**Stored records**:
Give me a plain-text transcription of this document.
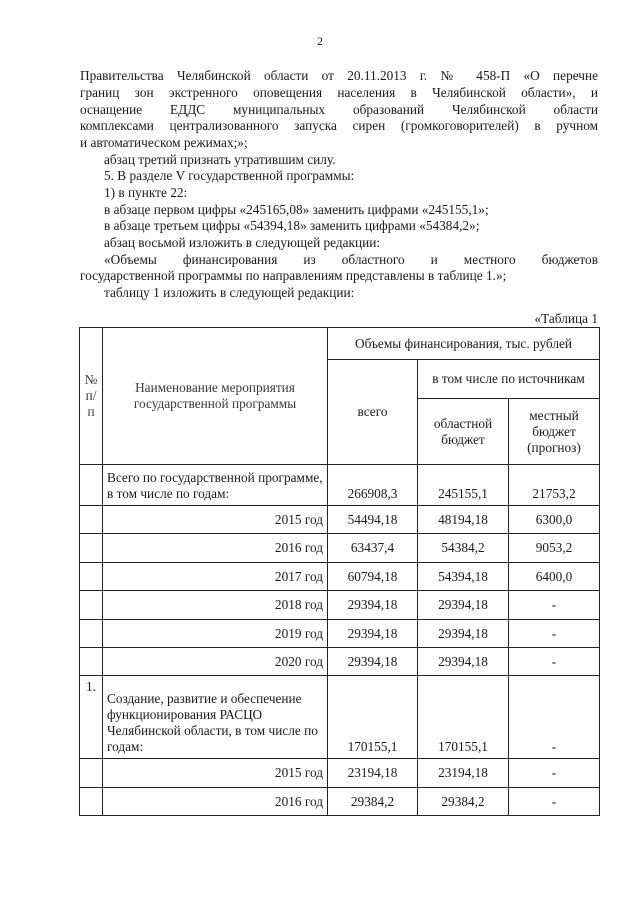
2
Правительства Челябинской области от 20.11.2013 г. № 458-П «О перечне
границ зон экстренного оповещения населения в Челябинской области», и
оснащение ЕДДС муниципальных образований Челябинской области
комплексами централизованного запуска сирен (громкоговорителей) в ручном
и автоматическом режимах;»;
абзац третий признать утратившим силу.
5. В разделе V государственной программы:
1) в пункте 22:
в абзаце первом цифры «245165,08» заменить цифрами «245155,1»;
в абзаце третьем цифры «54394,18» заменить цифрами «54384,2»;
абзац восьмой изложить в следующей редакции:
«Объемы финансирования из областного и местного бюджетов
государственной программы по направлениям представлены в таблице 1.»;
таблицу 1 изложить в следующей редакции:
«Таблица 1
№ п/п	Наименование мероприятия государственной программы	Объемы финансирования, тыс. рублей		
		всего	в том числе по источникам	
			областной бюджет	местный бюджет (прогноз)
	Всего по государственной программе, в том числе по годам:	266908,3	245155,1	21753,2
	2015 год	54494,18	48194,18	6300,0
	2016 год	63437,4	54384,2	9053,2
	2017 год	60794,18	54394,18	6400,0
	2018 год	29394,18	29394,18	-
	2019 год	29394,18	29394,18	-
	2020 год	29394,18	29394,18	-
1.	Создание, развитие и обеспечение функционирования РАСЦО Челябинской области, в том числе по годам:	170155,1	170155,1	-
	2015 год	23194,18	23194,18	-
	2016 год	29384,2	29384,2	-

**What you need to do**:
Take every line from the data above that holds "абзаце" and copy it out.

**Solution for this task**:
в абзаце первом цифры «245165,08» заменить цифрами «245155,1»;
в абзаце третьем цифры «54394,18» заменить цифрами «54384,2»;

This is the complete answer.